Data entries:
______
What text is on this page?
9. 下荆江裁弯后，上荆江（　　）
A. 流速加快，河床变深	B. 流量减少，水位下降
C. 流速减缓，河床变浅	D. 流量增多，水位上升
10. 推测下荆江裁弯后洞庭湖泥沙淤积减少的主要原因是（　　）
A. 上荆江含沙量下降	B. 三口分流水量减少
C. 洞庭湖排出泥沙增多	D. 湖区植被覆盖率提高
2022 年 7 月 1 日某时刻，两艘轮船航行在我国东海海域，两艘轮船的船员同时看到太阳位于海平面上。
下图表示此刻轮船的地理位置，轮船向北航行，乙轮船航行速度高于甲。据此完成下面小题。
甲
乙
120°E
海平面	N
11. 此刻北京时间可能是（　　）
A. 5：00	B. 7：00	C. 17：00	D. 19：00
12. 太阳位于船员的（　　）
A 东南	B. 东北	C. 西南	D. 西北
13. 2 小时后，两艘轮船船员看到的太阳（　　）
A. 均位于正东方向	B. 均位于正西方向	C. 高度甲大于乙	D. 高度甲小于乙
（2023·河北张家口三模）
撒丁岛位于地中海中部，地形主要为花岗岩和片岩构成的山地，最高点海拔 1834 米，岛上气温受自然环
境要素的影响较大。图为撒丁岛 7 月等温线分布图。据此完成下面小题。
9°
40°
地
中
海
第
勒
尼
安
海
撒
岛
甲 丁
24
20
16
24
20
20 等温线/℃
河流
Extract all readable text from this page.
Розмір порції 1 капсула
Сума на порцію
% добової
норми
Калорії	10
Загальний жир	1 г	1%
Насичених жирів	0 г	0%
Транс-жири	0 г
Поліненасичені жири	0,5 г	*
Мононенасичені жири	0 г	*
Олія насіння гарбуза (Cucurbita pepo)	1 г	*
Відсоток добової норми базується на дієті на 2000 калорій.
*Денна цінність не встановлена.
______
» Goal
Each of the records should be retyped exactly.

» Correct output
What text is on this page?
9. 下荆江裁弯后，上荆江（　　）
A. 流速加快，河床变深	B. 流量减少，水位下降
C. 流速减缓，河床变浅	D. 流量增多，水位上升
10. 推测下荆江裁弯后洞庭湖泥沙淤积减少的主要原因是（　　）
A. 上荆江含沙量下降	B. 三口分流水量减少
C. 洞庭湖排出泥沙增多	D. 湖区植被覆盖率提高
2022 年 7 月 1 日某时刻，两艘轮船航行在我国东海海域，两艘轮船的船员同时看到太阳位于海平面上。
下图表示此刻轮船的地理位置，轮船向北航行，乙轮船航行速度高于甲。据此完成下面小题。
甲
乙
120°E
海平面	N
11. 此刻北京时间可能是（　　）
A. 5：00	B. 7：00	C. 17：00	D. 19：00
12. 太阳位于船员的（　　）
A 东南	B. 东北	C. 西南	D. 西北
13. 2 小时后，两艘轮船船员看到的太阳（　　）
A. 均位于正东方向	B. 均位于正西方向	C. 高度甲大于乙	D. 高度甲小于乙
（2023·河北张家口三模）
撒丁岛位于地中海中部，地形主要为花岗岩和片岩构成的山地，最高点海拔 1834 米，岛上气温受自然环
境要素的影响较大。图为撒丁岛 7 月等温线分布图。据此完成下面小题。
9°
40°
地
中
海
第
勒
尼
安
海
撒
岛
甲 丁
24
20
16
24
20
20 等温线/℃
河流
Extract all readable text from this page.
Розмір порції 1 капсула
Сума на порцію
% добової
норми
Калорії	10
Загальний жир	1 г	1%
Насичених жирів	0 г	0%
Транс-жири	0 г
Поліненасичені жири	0,5 г	*
Мононенасичені жири	0 г	*
Олія насіння гарбуза (Cucurbita pepo)	1 г	*
Відсоток добової норми базується на дієті на 2000 калорій.
*Денна цінність не встановлена.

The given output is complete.